Repeat the material exactly, leaving nothing out.

** start of Material for this task **

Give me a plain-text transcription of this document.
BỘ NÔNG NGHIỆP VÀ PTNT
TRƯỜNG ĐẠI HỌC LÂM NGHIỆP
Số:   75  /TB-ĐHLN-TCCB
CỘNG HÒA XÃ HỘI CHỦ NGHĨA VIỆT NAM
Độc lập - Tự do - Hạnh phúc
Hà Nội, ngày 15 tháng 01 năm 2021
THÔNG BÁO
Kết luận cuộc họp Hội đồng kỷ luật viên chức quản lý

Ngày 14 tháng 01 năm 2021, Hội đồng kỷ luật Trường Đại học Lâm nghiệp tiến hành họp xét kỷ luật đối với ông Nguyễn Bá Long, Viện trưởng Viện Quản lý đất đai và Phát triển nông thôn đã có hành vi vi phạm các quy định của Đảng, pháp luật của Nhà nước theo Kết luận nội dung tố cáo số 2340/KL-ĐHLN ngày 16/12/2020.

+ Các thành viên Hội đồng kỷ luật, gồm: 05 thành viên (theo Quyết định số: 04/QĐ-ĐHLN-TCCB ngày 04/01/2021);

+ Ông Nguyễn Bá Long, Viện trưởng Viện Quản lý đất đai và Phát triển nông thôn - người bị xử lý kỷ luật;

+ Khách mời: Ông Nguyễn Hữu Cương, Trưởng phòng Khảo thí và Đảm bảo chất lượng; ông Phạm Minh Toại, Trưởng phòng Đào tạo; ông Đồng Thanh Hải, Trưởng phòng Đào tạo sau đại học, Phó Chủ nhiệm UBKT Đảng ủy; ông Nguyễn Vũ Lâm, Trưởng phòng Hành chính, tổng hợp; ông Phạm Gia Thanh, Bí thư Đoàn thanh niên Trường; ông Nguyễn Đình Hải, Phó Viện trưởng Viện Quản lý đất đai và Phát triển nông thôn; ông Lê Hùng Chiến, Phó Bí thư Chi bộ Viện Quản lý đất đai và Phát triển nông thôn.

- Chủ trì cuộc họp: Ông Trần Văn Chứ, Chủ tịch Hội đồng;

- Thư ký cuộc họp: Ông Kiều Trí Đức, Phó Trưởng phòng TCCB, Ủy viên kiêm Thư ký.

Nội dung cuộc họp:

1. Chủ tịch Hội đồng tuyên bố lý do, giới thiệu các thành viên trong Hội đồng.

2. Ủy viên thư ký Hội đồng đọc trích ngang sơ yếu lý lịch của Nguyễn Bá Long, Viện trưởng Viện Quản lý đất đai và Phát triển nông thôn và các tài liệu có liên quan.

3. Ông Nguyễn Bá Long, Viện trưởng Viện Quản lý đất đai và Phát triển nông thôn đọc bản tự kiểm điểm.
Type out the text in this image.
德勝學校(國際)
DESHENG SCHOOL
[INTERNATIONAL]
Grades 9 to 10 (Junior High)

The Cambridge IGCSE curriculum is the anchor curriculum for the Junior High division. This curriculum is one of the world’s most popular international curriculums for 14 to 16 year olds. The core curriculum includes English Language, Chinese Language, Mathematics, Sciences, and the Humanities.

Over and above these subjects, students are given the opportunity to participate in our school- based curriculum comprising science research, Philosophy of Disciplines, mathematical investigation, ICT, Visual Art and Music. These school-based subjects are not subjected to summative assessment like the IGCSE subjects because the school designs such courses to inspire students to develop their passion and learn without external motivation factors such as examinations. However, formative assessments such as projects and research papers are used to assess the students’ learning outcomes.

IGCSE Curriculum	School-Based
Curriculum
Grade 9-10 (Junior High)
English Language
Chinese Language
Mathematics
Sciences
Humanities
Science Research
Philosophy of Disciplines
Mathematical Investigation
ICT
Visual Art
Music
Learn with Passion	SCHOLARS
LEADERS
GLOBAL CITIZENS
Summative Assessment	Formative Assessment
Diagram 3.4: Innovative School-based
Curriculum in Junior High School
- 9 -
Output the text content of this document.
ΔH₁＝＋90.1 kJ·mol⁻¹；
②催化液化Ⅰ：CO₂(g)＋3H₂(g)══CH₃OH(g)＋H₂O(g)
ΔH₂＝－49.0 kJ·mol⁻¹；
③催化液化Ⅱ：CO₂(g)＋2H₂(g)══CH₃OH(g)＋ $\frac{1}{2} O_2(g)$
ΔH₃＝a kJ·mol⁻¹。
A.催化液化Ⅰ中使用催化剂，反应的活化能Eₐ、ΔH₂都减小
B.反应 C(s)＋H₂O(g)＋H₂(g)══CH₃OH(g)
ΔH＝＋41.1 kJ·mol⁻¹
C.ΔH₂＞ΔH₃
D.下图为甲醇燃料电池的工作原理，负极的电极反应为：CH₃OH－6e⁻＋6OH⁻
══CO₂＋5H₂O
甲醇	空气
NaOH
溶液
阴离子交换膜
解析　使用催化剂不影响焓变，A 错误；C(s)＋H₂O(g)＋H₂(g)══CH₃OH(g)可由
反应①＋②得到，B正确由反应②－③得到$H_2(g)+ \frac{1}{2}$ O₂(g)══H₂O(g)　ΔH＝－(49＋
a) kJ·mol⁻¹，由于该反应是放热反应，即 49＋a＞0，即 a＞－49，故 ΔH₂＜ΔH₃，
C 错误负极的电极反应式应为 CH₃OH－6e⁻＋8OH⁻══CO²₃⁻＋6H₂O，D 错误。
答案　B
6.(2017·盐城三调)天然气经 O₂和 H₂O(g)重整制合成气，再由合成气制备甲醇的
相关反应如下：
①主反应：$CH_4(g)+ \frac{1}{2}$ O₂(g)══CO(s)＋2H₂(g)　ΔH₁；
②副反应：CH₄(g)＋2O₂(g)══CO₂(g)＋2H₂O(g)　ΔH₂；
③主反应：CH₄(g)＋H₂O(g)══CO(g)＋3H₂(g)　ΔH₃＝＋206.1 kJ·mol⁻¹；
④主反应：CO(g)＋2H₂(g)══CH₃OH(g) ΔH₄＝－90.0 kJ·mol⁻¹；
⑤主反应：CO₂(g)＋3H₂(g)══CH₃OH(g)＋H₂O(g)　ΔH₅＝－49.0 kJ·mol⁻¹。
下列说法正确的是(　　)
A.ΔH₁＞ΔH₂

** end of Material for this task **

**Answer for the task**
Give me a plain-text transcription of this document.
BỘ NÔNG NGHIỆP VÀ PTNT
TRƯỜNG ĐẠI HỌC LÂM NGHIỆP
Số:   75  /TB-ĐHLN-TCCB
CỘNG HÒA XÃ HỘI CHỦ NGHĨA VIỆT NAM
Độc lập - Tự do - Hạnh phúc
Hà Nội, ngày 15 tháng 01 năm 2021
THÔNG BÁO
Kết luận cuộc họp Hội đồng kỷ luật viên chức quản lý

Ngày 14 tháng 01 năm 2021, Hội đồng kỷ luật Trường Đại học Lâm nghiệp tiến hành họp xét kỷ luật đối với ông Nguyễn Bá Long, Viện trưởng Viện Quản lý đất đai và Phát triển nông thôn đã có hành vi vi phạm các quy định của Đảng, pháp luật của Nhà nước theo Kết luận nội dung tố cáo số 2340/KL-ĐHLN ngày 16/12/2020.

+ Các thành viên Hội đồng kỷ luật, gồm: 05 thành viên (theo Quyết định số: 04/QĐ-ĐHLN-TCCB ngày 04/01/2021);

+ Ông Nguyễn Bá Long, Viện trưởng Viện Quản lý đất đai và Phát triển nông thôn - người bị xử lý kỷ luật;

+ Khách mời: Ông Nguyễn Hữu Cương, Trưởng phòng Khảo thí và Đảm bảo chất lượng; ông Phạm Minh Toại, Trưởng phòng Đào tạo; ông Đồng Thanh Hải, Trưởng phòng Đào tạo sau đại học, Phó Chủ nhiệm UBKT Đảng ủy; ông Nguyễn Vũ Lâm, Trưởng phòng Hành chính, tổng hợp; ông Phạm Gia Thanh, Bí thư Đoàn thanh niên Trường; ông Nguyễn Đình Hải, Phó Viện trưởng Viện Quản lý đất đai và Phát triển nông thôn; ông Lê Hùng Chiến, Phó Bí thư Chi bộ Viện Quản lý đất đai và Phát triển nông thôn.

- Chủ trì cuộc họp: Ông Trần Văn Chứ, Chủ tịch Hội đồng;

- Thư ký cuộc họp: Ông Kiều Trí Đức, Phó Trưởng phòng TCCB, Ủy viên kiêm Thư ký.

Nội dung cuộc họp:

1. Chủ tịch Hội đồng tuyên bố lý do, giới thiệu các thành viên trong Hội đồng.

2. Ủy viên thư ký Hội đồng đọc trích ngang sơ yếu lý lịch của Nguyễn Bá Long, Viện trưởng Viện Quản lý đất đai và Phát triển nông thôn và các tài liệu có liên quan.

3. Ông Nguyễn Bá Long, Viện trưởng Viện Quản lý đất đai và Phát triển nông thôn đọc bản tự kiểm điểm.
Type out the text in this image.
德勝學校(國際)
DESHENG SCHOOL
[INTERNATIONAL]
Grades 9 to 10 (Junior High)

The Cambridge IGCSE curriculum is the anchor curriculum for the Junior High division. This curriculum is one of the world’s most popular international curriculums for 14 to 16 year olds. The core curriculum includes English Language, Chinese Language, Mathematics, Sciences, and the Humanities.

Over and above these subjects, students are given the opportunity to participate in our school- based curriculum comprising science research, Philosophy of Disciplines, mathematical investigation, ICT, Visual Art and Music. These school-based subjects are not subjected to summative assessment like the IGCSE subjects because the school designs such courses to inspire students to develop their passion and learn without external motivation factors such as examinations. However, formative assessments such as projects and research papers are used to assess the students’ learning outcomes.

IGCSE Curriculum	School-Based
Curriculum
Grade 9-10 (Junior High)
English Language
Chinese Language
Mathematics
Sciences
Humanities
Science Research
Philosophy of Disciplines
Mathematical Investigation
ICT
Visual Art
Music
Learn with Passion	SCHOLARS
LEADERS
GLOBAL CITIZENS
Summative Assessment	Formative Assessment
Diagram 3.4: Innovative School-based
Curriculum in Junior High School
- 9 -
Output the text content of this document.
ΔH₁＝＋90.1 kJ·mol⁻¹；
②催化液化Ⅰ：CO₂(g)＋3H₂(g)══CH₃OH(g)＋H₂O(g)
ΔH₂＝－49.0 kJ·mol⁻¹；
③催化液化Ⅱ：CO₂(g)＋2H₂(g)══CH₃OH(g)＋ $\frac{1}{2} O_2(g)$
ΔH₃＝a kJ·mol⁻¹。
A.催化液化Ⅰ中使用催化剂，反应的活化能Eₐ、ΔH₂都减小
B.反应 C(s)＋H₂O(g)＋H₂(g)══CH₃OH(g)
ΔH＝＋41.1 kJ·mol⁻¹
C.ΔH₂＞ΔH₃
D.下图为甲醇燃料电池的工作原理，负极的电极反应为：CH₃OH－6e⁻＋6OH⁻
══CO₂＋5H₂O
甲醇	空气
NaOH
溶液
阴离子交换膜
解析　使用催化剂不影响焓变，A 错误；C(s)＋H₂O(g)＋H₂(g)══CH₃OH(g)可由
反应①＋②得到，B正确由反应②－③得到$H_2(g)+ \frac{1}{2}$ O₂(g)══H₂O(g)　ΔH＝－(49＋
a) kJ·mol⁻¹，由于该反应是放热反应，即 49＋a＞0，即 a＞－49，故 ΔH₂＜ΔH₃，
C 错误负极的电极反应式应为 CH₃OH－6e⁻＋8OH⁻══CO²₃⁻＋6H₂O，D 错误。
答案　B
6.(2017·盐城三调)天然气经 O₂和 H₂O(g)重整制合成气，再由合成气制备甲醇的
相关反应如下：
①主反应：$CH_4(g)+ \frac{1}{2}$ O₂(g)══CO(s)＋2H₂(g)　ΔH₁；
②副反应：CH₄(g)＋2O₂(g)══CO₂(g)＋2H₂O(g)　ΔH₂；
③主反应：CH₄(g)＋H₂O(g)══CO(g)＋3H₂(g)　ΔH₃＝＋206.1 kJ·mol⁻¹；
④主反应：CO(g)＋2H₂(g)══CH₃OH(g) ΔH₄＝－90.0 kJ·mol⁻¹；
⑤主反应：CO₂(g)＋3H₂(g)══CH₃OH(g)＋H₂O(g)　ΔH₅＝－49.0 kJ·mol⁻¹。
下列说法正确的是(　　)
A.ΔH₁＞ΔH₂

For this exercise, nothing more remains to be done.